**Page extract**.
>> START

An external cavity includes reflecting means which defines one external cavity boundary. First means are provided for effectively isolating at least one selected lasing lobe component in the slow axis plane and for forming with the selected lasing lobe component an image of the emission aperture at the reflecting means. The reflecting means returns the selected lasing lobe component to the first means for reimaging of the emission aperture image into the laser means by the first means. Fig. 45 depicts external cavity laser apparatus comprising a multimode micro laser 482 having an emission aperture 484. An external mirror 486 has a reflecting surface which constitutes one external cavity boundary.

An imaging mirror 488 is truncated to define a knife-edge 490 serving as a spatial filter for effectively isolating at least one selected lasing

lobe component in the slow axis plane. The imaging mirror 488 forms an image of the emission aperture 484 upon the external mirror 486. The external mirror, here shown as having a planar geometry, returns the selected lasing lobe component to the imaging mirror 488 for reimaging of the emission aperture image into the laser 482 by the imaging mirror 488. In the Fig. 45 embodiment, no optical elements are provided between the emission aperture 484 of the laser 482 and the spatial filter 490. Transverse modes are spatially filtered by the knife edge 490 on the imaging mirror 488. Reiterating, the knife edge 490 is located in a spatial frequency plane which is created without the need for imaging lenses as depicted in each of the afore-described embodiments. The imaging mirror 488 is thus placed in the far-field regime of the laser 482. For a laser 482 having an emission aperture 484 with a long dimension of 100 microns, the imaging mirror 488 is placed at least 1.2 centimeters away from the laser 482.

In order to minimize spherical aberration, the imaging mirror may be spherical in configuration and may be located two focal lengths away from each of the laser 482 and the external mirror 486 (that is, at the center of curvature of the mirror 486) Selection of a desired transverse mode or modes is accomplished by appropriate positioning of the knife-edge 490 of the imaging mirror 488. The positioning and roughness of the knife edge 490 is not as critical as in the above described geometries because lobe widths are greater than the transverse dimension of the array (typically more than 100 microns). In the Fig. 45 embodiment, the selected lasing lobe is shown schematically by the elongated light pattern 492 formed on the imaging mirror. A representation of the output lasing lobe component is depicted by the elongated figure 494.

>> END

**Source material**.
>> START

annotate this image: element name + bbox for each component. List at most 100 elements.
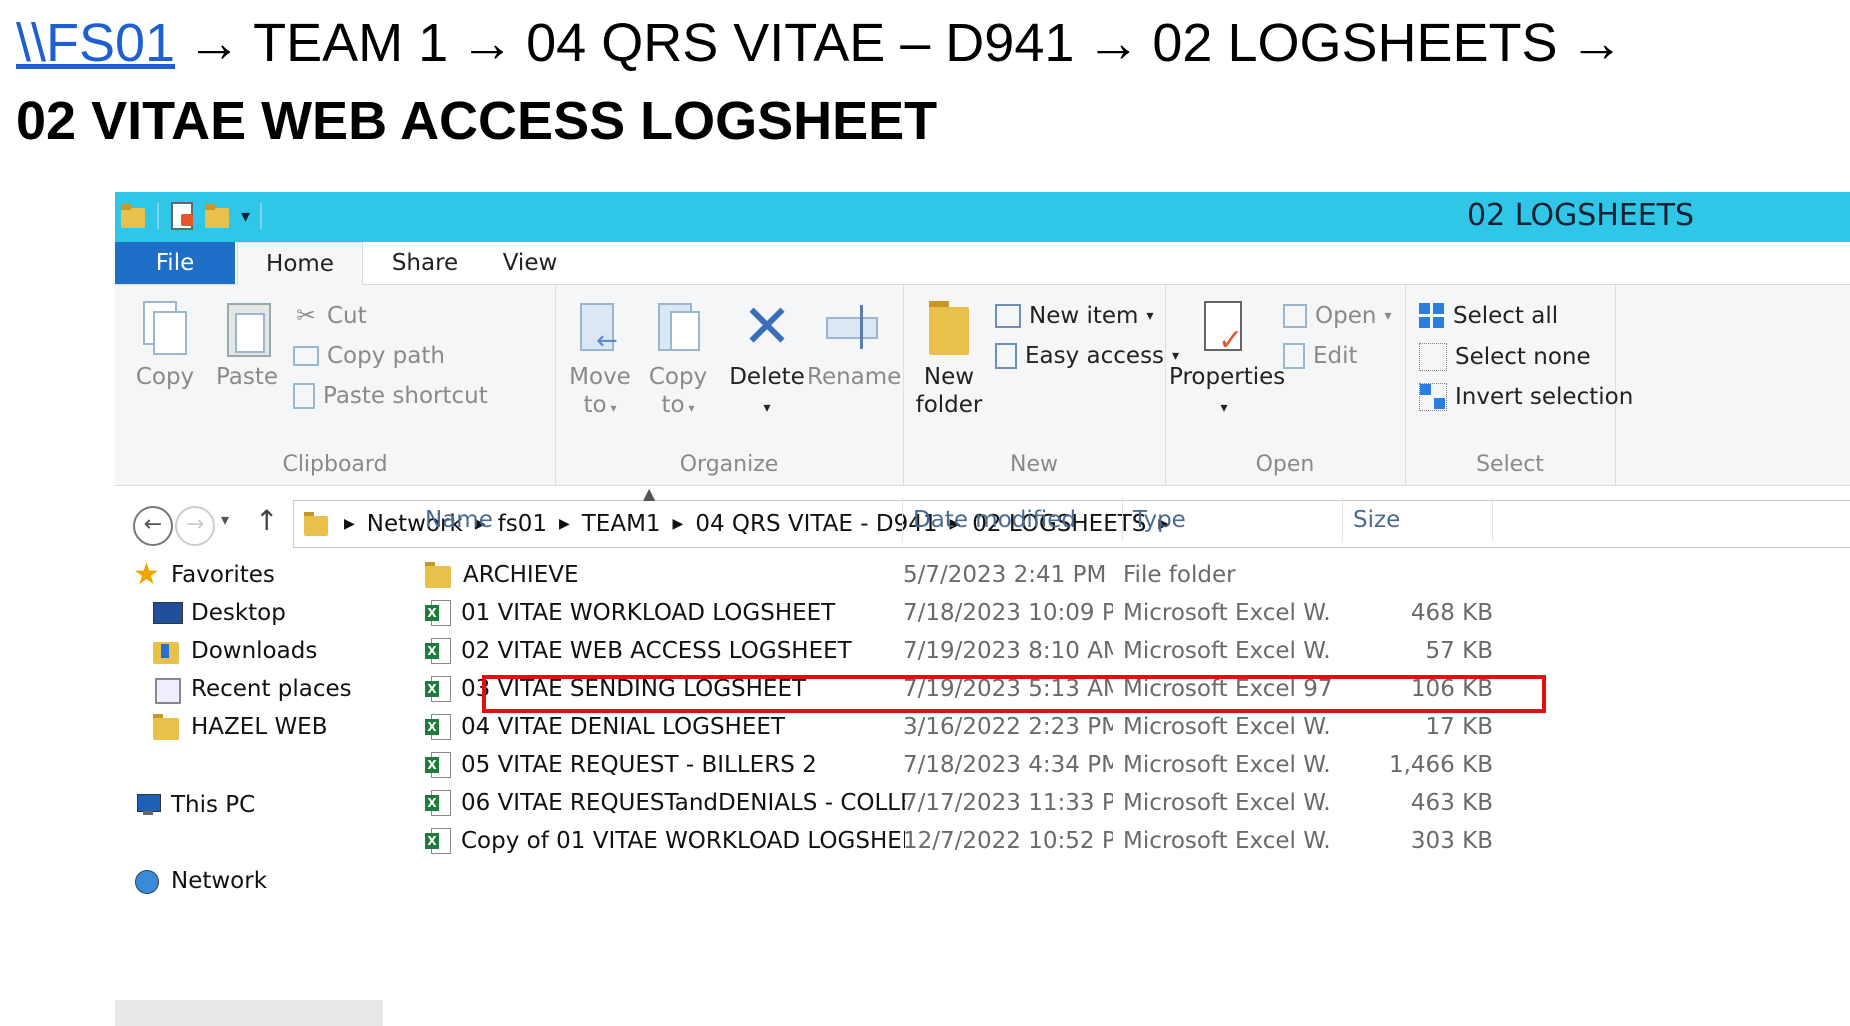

>> END

**Required tasks**.
- a) According to the external cavity laser passage, how far from the laser is the imaging mirror placed when the emission aperture has a long dimension of 100 microns?
- b) Quote the external cavity laser passage starting at "An external cavity" and ending at "constitutes one external cavity boundary.".
- c) Write what comes next in the external cavity laser passage, picking up after its final sentence.

**Results of the exercise**.
- a) At least 1.2 centimeters away from the laser.

- b)
An external cavity includes reflecting means which defines one external cavity boundary. First means are provided for effectively isolating at least one selected lasing lobe component in the slow axis plane and for forming with the selected lasing lobe component an image of the emission aperture at the reflecting means. The reflecting means returns the selected lasing lobe component to the first means for reimaging of the emission aperture image into the laser means by the first means. Fig. 45 depicts external cavity laser apparatus comprising a multimode micro laser 482 having an emission aperture 484. An external mirror 486 has a reflecting surface which constitutes one external cavity boundary.

- c)
Fig. 46 illustrates an embodiment of the invention similar to the embodiment illustrated in Fig. 45, but compensated for astigmatism. In the

Fig. 46 embodiment, an anamoφhic lens means is provided, here shown schematically as a cylinder lens 498, for collimating light emanating from the emission aperture 500 of the laser 502 in the fast axis plane. The focal length and position of the cylinder lens 498 are such that the fast axis divergence is equal to the slow axis divergence of the lasing lobe, and beam ellipticity is thereby minimized. The result is an approximately circular selected lasing lobe 504 and an approximately circular output lasing lobe component 506.

In the Fig. 46 embodiment, the imaging mirror 508 and the external mirror 510 are as described with respect to the Fig. 45 embodiment. Fig. 47 depicts an embodiment of the invention similar to the embodiment shown in Fig. 46, except that beam pulse shaping is provided by a saturable absorber 514 located at the position of the external mirror 516. The saturable absorber 514 may have a construction and the function as described above with respect to the embodiments illustrated in Fig. 36, for example.

Fig. 48 is another embodiment of the invention which is similar to the Fig. 35 embodiment, but having the capability of lightwave frequency selection. Whereas the Fig. 48 embodiment may employ a planar grating as described above with respect to the embodiments shown in Figs. 39-41, for example, in the preferred Fig. 48 embodiment, frequency dispersion is provided by substituting a concave grating mirror 520 for the imaging mirror shown in Fig. 35. In order to select a predetermined band of lightwave frequencies in the selected lasing lobe component, the external mirror in the Fig. 48 geometry takes the form of a wavelength selective stripe mirror 522. The stripe mirror 522 is positioned and sized to reflect only a selected band of frequencies of the selected lasing lobe component 524.

In other respects, the Fig. 48 embodiment is similar to the afore- described Fig. 45 embodiment.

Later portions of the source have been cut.